§ **THE EXERCISE**:
Repeat every line of the rows below word for word, leaving out the picture placeholders.

§ **Image element box rows**:
_ _ _ _ _ _ _
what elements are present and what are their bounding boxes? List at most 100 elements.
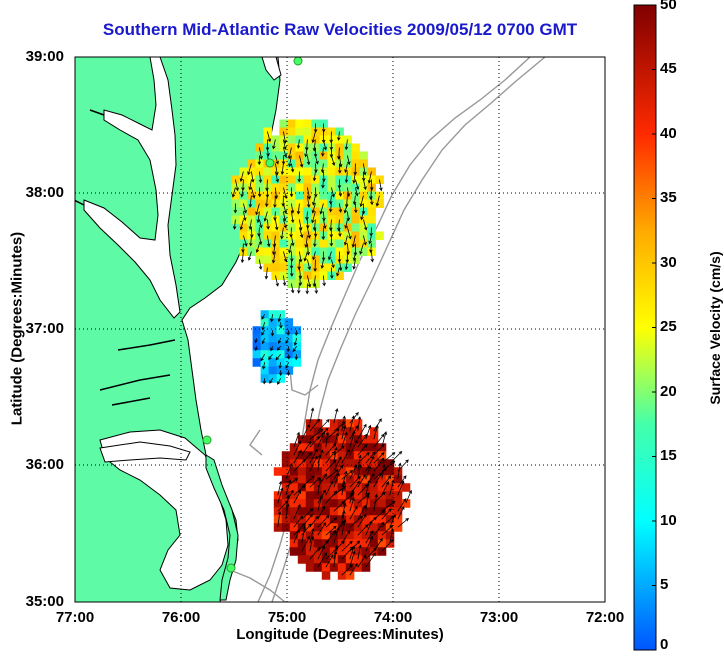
velocity-arrow: [270, 330, 275, 337]
velocity-cell: [377, 475, 387, 484]
velocity-cell: [271, 175, 280, 184]
velocity-arrow: [381, 452, 396, 464]
velocity-cell: [377, 499, 387, 508]
velocity-arrow: [381, 481, 389, 496]
velocity-arrow: [261, 330, 265, 336]
velocity-cell: [281, 491, 291, 500]
velocity-cell: [385, 499, 395, 508]
velocity-cell: [345, 571, 355, 580]
velocity-arrow: [313, 235, 317, 248]
velocity-arrow: [257, 155, 262, 166]
velocity-arrow: [325, 517, 338, 528]
velocity-cell: [297, 555, 307, 564]
velocity-arrow: [349, 488, 355, 504]
velocity-arrow: [325, 525, 337, 536]
velocity-arrow: [270, 346, 274, 352]
velocity-cell: [375, 231, 384, 240]
velocity-cell: [393, 483, 403, 492]
velocity-arrow: [365, 530, 374, 544]
velocity-cell: [305, 443, 315, 452]
velocity-cell: [353, 475, 363, 484]
velocity-arrow: [346, 187, 351, 198]
velocity-arrow: [285, 479, 292, 496]
velocity-cell: [393, 491, 403, 500]
velocity-cell: [361, 475, 371, 484]
velocity-cell: [329, 443, 339, 452]
velocity-arrow: [373, 452, 385, 464]
velocity-cell: [353, 563, 363, 572]
velocity-arrow: [298, 251, 303, 263]
velocity-arrow: [343, 235, 348, 246]
velocity-arrow: [314, 187, 318, 198]
velocity-cell: [289, 547, 299, 556]
velocity-arrow: [256, 211, 261, 224]
velocity-arrow: [283, 131, 287, 144]
velocity-arrow: [282, 211, 287, 222]
velocity-arrow: [341, 518, 347, 536]
velocity-arrow: [363, 163, 367, 176]
velocity-arrow: [333, 464, 344, 480]
velocity-arrow: [313, 123, 318, 133]
velocity-cell: [337, 467, 347, 476]
velocity-cell: [361, 435, 371, 444]
velocity-cell: [313, 443, 323, 452]
velocity-cell: [297, 539, 307, 548]
velocity-arrow: [277, 378, 281, 385]
velocity-arrow: [248, 179, 252, 191]
velocity-cell: [297, 435, 307, 444]
velocity-arrow: [320, 163, 325, 174]
velocity-cell: [385, 483, 395, 492]
velocity-arrow: [325, 431, 330, 448]
velocity-cell: [297, 499, 307, 508]
velocity-cell: [289, 451, 299, 460]
velocity-cell: [321, 499, 331, 508]
velocity-cell: [305, 563, 315, 572]
velocity-arrow: [369, 243, 373, 254]
velocity-cell: [273, 499, 283, 508]
velocity-arrow: [303, 251, 308, 262]
velocity-arrow: [283, 139, 287, 150]
velocity-cell: [287, 175, 296, 184]
velocity-arrow: [283, 203, 288, 214]
velocity-arrow: [268, 354, 273, 360]
velocity-cell: [369, 523, 379, 532]
velocity-arrow: [306, 243, 311, 256]
radar-site-marker: [226, 563, 236, 573]
velocity-cell: [321, 427, 331, 436]
delaware-bay: [261, 57, 282, 81]
grid-lines: [75, 57, 605, 602]
velocity-cell: [303, 119, 312, 128]
velocity-cell: [297, 475, 307, 484]
velocity-arrow: [365, 520, 373, 536]
velocity-arrow: [262, 378, 267, 385]
velocity-arrow: [321, 251, 326, 262]
velocity-cell: [337, 459, 347, 468]
velocity-arrow: [311, 203, 316, 214]
velocity-cell: [263, 239, 272, 248]
velocity-cell: [289, 459, 299, 468]
colorbar-tick-label: 50: [660, 0, 677, 13]
velocity-cell: [353, 483, 363, 492]
velocity-cell: [305, 451, 315, 460]
velocity-cell: [305, 427, 315, 436]
velocity-cell: [393, 467, 403, 476]
velocity-arrow: [258, 171, 263, 184]
velocity-cell: [401, 499, 411, 508]
velocity-cell: [335, 191, 344, 200]
velocity-arrow: [282, 275, 287, 287]
velocity-arrow: [333, 472, 340, 488]
velocity-cell: [295, 119, 304, 128]
velocity-arrow: [352, 195, 357, 206]
velocity-arrow: [331, 155, 336, 166]
velocity-cell: [305, 491, 315, 500]
x-tick-label: 74:00: [373, 609, 413, 626]
velocity-arrow: [359, 243, 364, 255]
velocity-arrow: [239, 171, 244, 182]
velocity-cell: [353, 427, 363, 436]
velocity-arrow: [355, 187, 359, 197]
velocity-cell: [305, 531, 315, 540]
velocity-arrow: [331, 187, 335, 198]
velocity-arrow: [266, 235, 271, 248]
velocity-cell: [295, 127, 304, 136]
velocity-arrow: [352, 251, 357, 262]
_ _ _ _ _ _ _
§ **EXERCISE ANSWER**:
what elements are present and what are their bounding boxes? List at most 100 elements.
velocity-arrow: [270, 330, 275, 337]
velocity-cell: [377, 475, 387, 484]
velocity-cell: [271, 175, 280, 184]
velocity-arrow: [381, 452, 396, 464]
velocity-cell: [377, 499, 387, 508]
velocity-arrow: [381, 481, 389, 496]
velocity-arrow: [261, 330, 265, 336]
velocity-cell: [281, 491, 291, 500]
velocity-cell: [385, 499, 395, 508]
velocity-cell: [345, 571, 355, 580]
velocity-arrow: [313, 235, 317, 248]
velocity-arrow: [257, 155, 262, 166]
velocity-arrow: [325, 517, 338, 528]
velocity-cell: [297, 555, 307, 564]
velocity-arrow: [349, 488, 355, 504]
velocity-arrow: [325, 525, 337, 536]
velocity-arrow: [270, 346, 274, 352]
velocity-cell: [375, 231, 384, 240]
velocity-cell: [393, 483, 403, 492]
velocity-arrow: [365, 530, 374, 544]
velocity-cell: [305, 443, 315, 452]
velocity-cell: [353, 475, 363, 484]
velocity-arrow: [346, 187, 351, 198]
velocity-arrow: [285, 479, 292, 496]
velocity-cell: [393, 491, 403, 500]
velocity-cell: [361, 475, 371, 484]
velocity-cell: [329, 443, 339, 452]
velocity-arrow: [373, 452, 385, 464]
velocity-cell: [353, 563, 363, 572]
velocity-arrow: [298, 251, 303, 263]
velocity-arrow: [343, 235, 348, 246]
velocity-arrow: [314, 187, 318, 198]
velocity-cell: [289, 547, 299, 556]
velocity-arrow: [256, 211, 261, 224]
velocity-arrow: [283, 131, 287, 144]
velocity-arrow: [282, 211, 287, 222]
velocity-arrow: [341, 518, 347, 536]
velocity-arrow: [363, 163, 367, 176]
velocity-arrow: [333, 464, 344, 480]
velocity-arrow: [313, 123, 318, 133]
velocity-cell: [337, 467, 347, 476]
velocity-cell: [361, 435, 371, 444]
velocity-cell: [313, 443, 323, 452]
velocity-cell: [297, 539, 307, 548]
velocity-arrow: [277, 378, 281, 385]
velocity-arrow: [248, 179, 252, 191]
velocity-cell: [297, 435, 307, 444]
velocity-arrow: [320, 163, 325, 174]
velocity-cell: [385, 483, 395, 492]
velocity-arrow: [325, 431, 330, 448]
velocity-cell: [297, 499, 307, 508]
velocity-cell: [289, 451, 299, 460]
velocity-cell: [321, 499, 331, 508]
velocity-cell: [305, 563, 315, 572]
velocity-arrow: [369, 243, 373, 254]
velocity-cell: [273, 499, 283, 508]
velocity-arrow: [303, 251, 308, 262]
velocity-arrow: [283, 139, 287, 150]
velocity-cell: [287, 175, 296, 184]
velocity-arrow: [283, 203, 288, 214]
velocity-arrow: [268, 354, 273, 360]
velocity-cell: [369, 523, 379, 532]
velocity-arrow: [306, 243, 311, 256]
radar-site-marker: [226, 563, 236, 573]
velocity-cell: [321, 427, 331, 436]
delaware-bay: [261, 57, 282, 81]
grid-lines: [75, 57, 605, 602]
velocity-cell: [303, 119, 312, 128]
velocity-cell: [297, 475, 307, 484]
velocity-arrow: [365, 520, 373, 536]
velocity-arrow: [262, 378, 267, 385]
velocity-arrow: [321, 251, 326, 262]
velocity-cell: [337, 459, 347, 468]
velocity-arrow: [311, 203, 316, 214]
velocity-cell: [263, 239, 272, 248]
velocity-cell: [289, 459, 299, 468]
colorbar-tick-label: 50: [660, 0, 677, 13]
velocity-cell: [353, 483, 363, 492]
velocity-cell: [305, 451, 315, 460]
velocity-cell: [305, 427, 315, 436]
velocity-cell: [393, 467, 403, 476]
velocity-arrow: [258, 171, 263, 184]
velocity-cell: [401, 499, 411, 508]
velocity-cell: [335, 191, 344, 200]
velocity-arrow: [282, 275, 287, 287]
velocity-arrow: [333, 472, 340, 488]
velocity-cell: [295, 119, 304, 128]
velocity-arrow: [352, 195, 357, 206]
velocity-arrow: [331, 155, 336, 166]
velocity-cell: [305, 491, 315, 500]
x-tick-label: 74:00: [373, 609, 413, 626]
velocity-arrow: [359, 243, 364, 255]
velocity-arrow: [239, 171, 244, 182]
velocity-cell: [353, 427, 363, 436]
velocity-arrow: [355, 187, 359, 197]
velocity-cell: [305, 531, 315, 540]
velocity-arrow: [331, 187, 335, 198]
velocity-arrow: [266, 235, 271, 248]
velocity-cell: [295, 127, 304, 136]
velocity-arrow: [352, 251, 357, 262]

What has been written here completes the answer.